AVAILABLE DATA >>
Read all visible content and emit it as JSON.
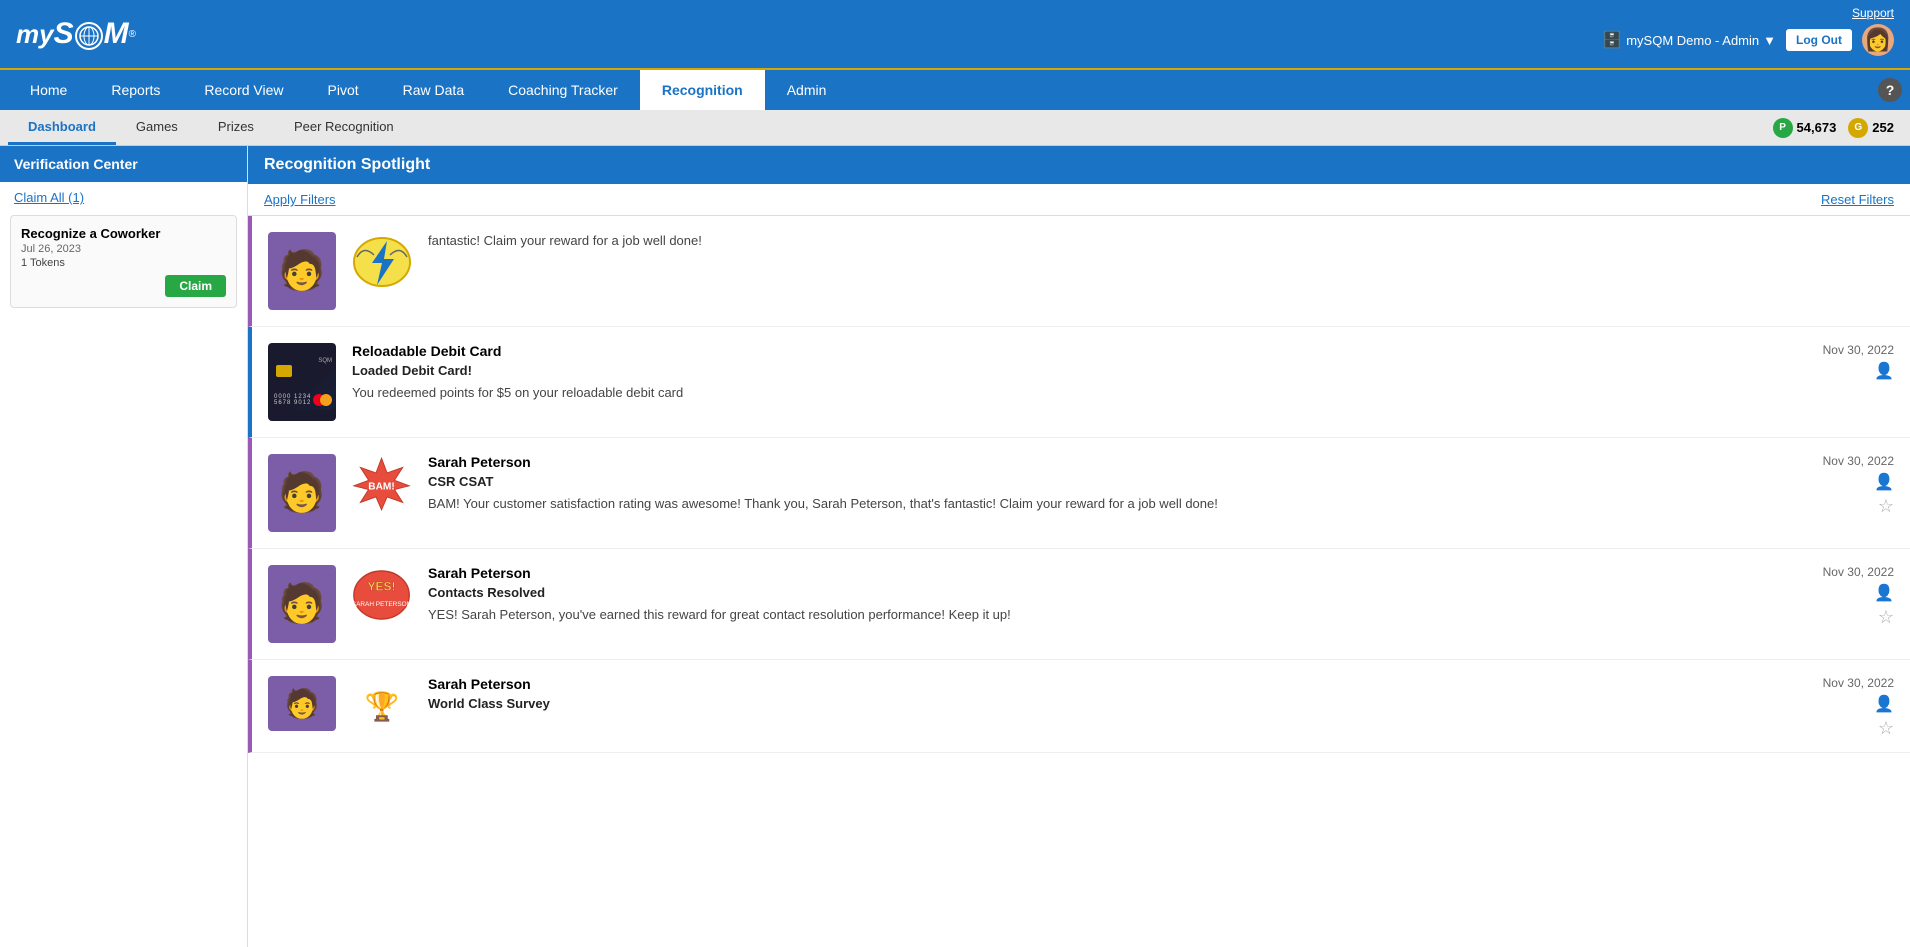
{
  "topBar": {
    "logoText": "my",
    "logoSQM": "SQM",
    "supportLabel": "Support",
    "userLabel": "mySQM Demo - Admin",
    "logoutLabel": "Log Out"
  },
  "nav": {
    "items": [
      {
        "id": "home",
        "label": "Home",
        "active": false
      },
      {
        "id": "reports",
        "label": "Reports",
        "active": false
      },
      {
        "id": "record-view",
        "label": "Record View",
        "active": false
      },
      {
        "id": "pivot",
        "label": "Pivot",
        "active": false
      },
      {
        "id": "raw-data",
        "label": "Raw Data",
        "active": false
      },
      {
        "id": "coaching-tracker",
        "label": "Coaching Tracker",
        "active": false
      },
      {
        "id": "recognition",
        "label": "Recognition",
        "active": true
      },
      {
        "id": "admin",
        "label": "Admin",
        "active": false
      }
    ]
  },
  "subNav": {
    "items": [
      {
        "id": "dashboard",
        "label": "Dashboard",
        "active": true
      },
      {
        "id": "games",
        "label": "Games",
        "active": false
      },
      {
        "id": "prizes",
        "label": "Prizes",
        "active": false
      },
      {
        "id": "peer-recognition",
        "label": "Peer Recognition",
        "active": false
      }
    ],
    "pointsP": "54,673",
    "pointsG": "252"
  },
  "sidebar": {
    "title": "Verification Center",
    "claimAllLabel": "Claim All (1)",
    "card": {
      "title": "Recognize a Coworker",
      "date": "Jul 26, 2023",
      "tokens": "1 Tokens",
      "claimLabel": "Claim"
    }
  },
  "recognition": {
    "spotlightTitle": "Recognition Spotlight",
    "applyFilters": "Apply Filters",
    "resetFilters": "Reset Filters",
    "items": [
      {
        "id": "item-1",
        "personName": "",
        "title": "",
        "date": "",
        "description": "fantastic! Claim your reward for a job well done!",
        "badgeType": "lightning",
        "borderColor": "purple"
      },
      {
        "id": "item-2",
        "personName": "Reloadable Debit Card",
        "title": "Loaded Debit Card!",
        "date": "Nov 30, 2022",
        "description": "You redeemed points for $5 on your reloadable debit card",
        "badgeType": "debit-card",
        "borderColor": "blue"
      },
      {
        "id": "item-3",
        "personName": "Sarah Peterson",
        "title": "CSR CSAT",
        "date": "Nov 30, 2022",
        "description": "BAM! Your customer satisfaction rating was awesome! Thank you, Sarah Peterson, that's fantastic! Claim your reward for a job well done!",
        "badgeType": "bam",
        "borderColor": "purple"
      },
      {
        "id": "item-4",
        "personName": "Sarah Peterson",
        "title": "Contacts Resolved",
        "date": "Nov 30, 2022",
        "description": "YES! Sarah Peterson, you've earned this reward for great contact resolution performance! Keep it up!",
        "badgeType": "yes",
        "borderColor": "purple"
      },
      {
        "id": "item-5",
        "personName": "Sarah Peterson",
        "title": "World Class Survey",
        "date": "Nov 30, 2022",
        "description": "",
        "badgeType": "trophy",
        "borderColor": "purple"
      }
    ]
  }
}
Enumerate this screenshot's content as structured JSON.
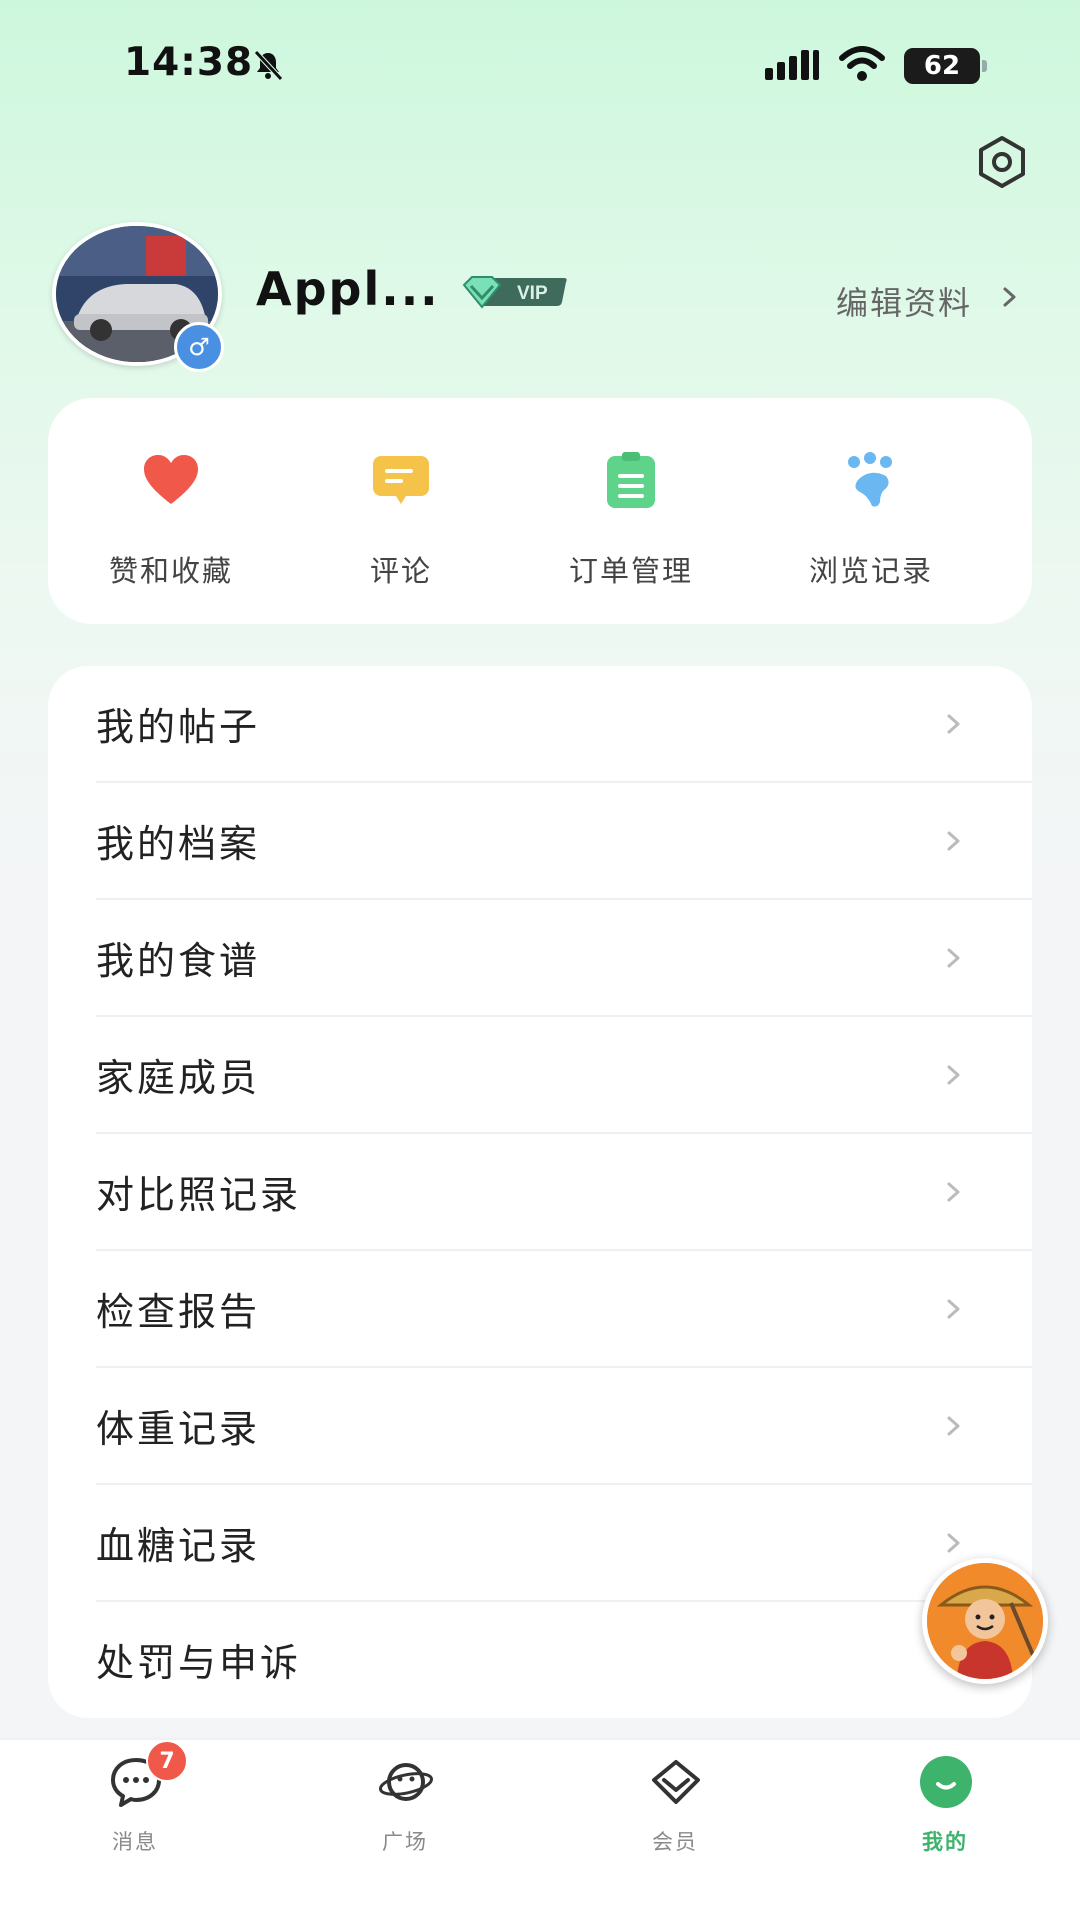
{
  "status_bar": {
    "time": "14:38",
    "battery": "62"
  },
  "profile": {
    "username": "Appl...",
    "vip_label": "VIP",
    "edit_label": "编辑资料"
  },
  "quick_actions": [
    {
      "label": "赞和收藏",
      "icon": "heart-icon",
      "color": "#f0584a"
    },
    {
      "label": "评论",
      "icon": "comment-icon",
      "color": "#f5c24a"
    },
    {
      "label": "订单管理",
      "icon": "clipboard-icon",
      "color": "#5fd38a"
    },
    {
      "label": "浏览记录",
      "icon": "paw-icon",
      "color": "#6ab7f2"
    }
  ],
  "menu": [
    {
      "label": "我的帖子"
    },
    {
      "label": "我的档案"
    },
    {
      "label": "我的食谱"
    },
    {
      "label": "家庭成员"
    },
    {
      "label": "对比照记录"
    },
    {
      "label": "检查报告"
    },
    {
      "label": "体重记录"
    },
    {
      "label": "血糖记录"
    },
    {
      "label": "处罚与申诉"
    }
  ],
  "bottom_nav": [
    {
      "label": "消息",
      "badge": "7",
      "active": false
    },
    {
      "label": "广场",
      "active": false
    },
    {
      "label": "会员",
      "active": false
    },
    {
      "label": "我的",
      "active": true
    }
  ],
  "colors": {
    "accent": "#3db36b",
    "badge": "#f0584a"
  }
}
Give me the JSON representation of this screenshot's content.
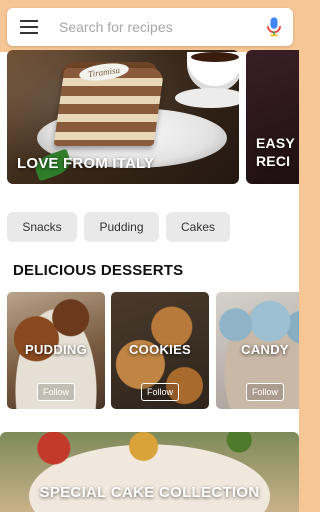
{
  "search": {
    "placeholder": "Search for recipes",
    "menu_icon": "hamburger-menu-icon",
    "mic_icon": "microphone-icon"
  },
  "colors": {
    "status_bar": "#f7c695",
    "chip_background": "#e9e9e9",
    "mic_blue": "#4285f4",
    "mic_red": "#ea4335",
    "mic_yellow": "#fbbc05",
    "mic_green": "#34a853"
  },
  "featured": [
    {
      "title": "LOVE FROM ITALY",
      "image_label": "Tiramisu"
    },
    {
      "title": "EASY\nRECI"
    }
  ],
  "chips": [
    "Snacks",
    "Pudding",
    "Cakes"
  ],
  "section": {
    "heading": "DELICIOUS DESSERTS"
  },
  "categories": [
    {
      "title": "PUDDING",
      "follow_label": "Follow"
    },
    {
      "title": "COOKIES",
      "follow_label": "Follow"
    },
    {
      "title": "CANDY",
      "follow_label": "Follow"
    }
  ],
  "special": {
    "title": "SPECIAL CAKE COLLECTION"
  }
}
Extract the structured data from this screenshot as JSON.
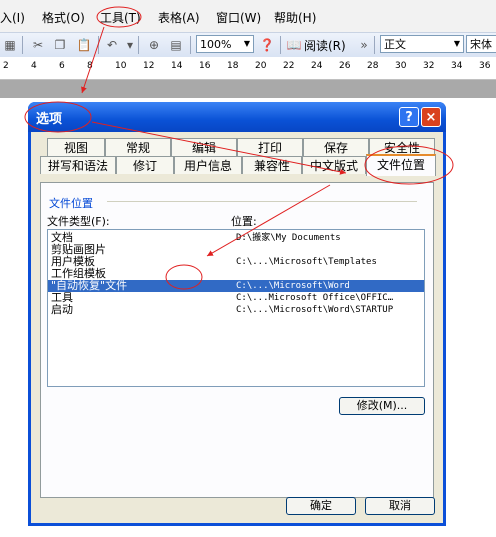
{
  "menubar": {
    "items": [
      "入(I)",
      "格式(O)",
      "工具(T)",
      "表格(A)",
      "窗口(W)",
      "帮助(H)"
    ]
  },
  "toolbar": {
    "zoom": "100%",
    "read_label": "阅读(R)",
    "style_value": "正文",
    "font_value": "宋体"
  },
  "ruler": {
    "ticks": [
      "2",
      "4",
      "6",
      "8",
      "10",
      "12",
      "14",
      "16",
      "18",
      "20",
      "22",
      "24",
      "26",
      "28",
      "30",
      "32",
      "34",
      "36"
    ]
  },
  "dialog": {
    "title": "选项",
    "help_glyph": "?",
    "close_glyph": "×",
    "tabs_row1": [
      "视图",
      "常规",
      "编辑",
      "打印",
      "保存",
      "安全性"
    ],
    "tabs_row2": [
      "拼写和语法",
      "修订",
      "用户信息",
      "兼容性",
      "中文版式",
      "文件位置"
    ],
    "group_label": "文件位置",
    "col_type": "文件类型(F):",
    "col_location": "位置:",
    "rows": [
      {
        "type": "文档",
        "location": "D:\\搬家\\My Documents"
      },
      {
        "type": "剪贴画图片",
        "location": ""
      },
      {
        "type": "用户模板",
        "location": "C:\\...\\Microsoft\\Templates"
      },
      {
        "type": "工作组模板",
        "location": ""
      },
      {
        "type": "\"自动恢复\"文件",
        "location": "C:\\...\\Microsoft\\Word"
      },
      {
        "type": "工具",
        "location": "C:\\...Microsoft Office\\OFFIC…"
      },
      {
        "type": "启动",
        "location": "C:\\...\\Microsoft\\Word\\STARTUP"
      }
    ],
    "selected_row": 4,
    "modify_button": "修改(M)...",
    "ok_button": "确定",
    "cancel_button": "取消"
  },
  "annotation_color": "#e02020"
}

TO DO >> Each line with the string "badgeType" in it needs to be found and copied.

ANSWER >>
        "badgeType": "lightning",
        "badgeType": "debit-card",
        "badgeType": "bam",
        "badgeType": "yes",
        "badgeType": "trophy",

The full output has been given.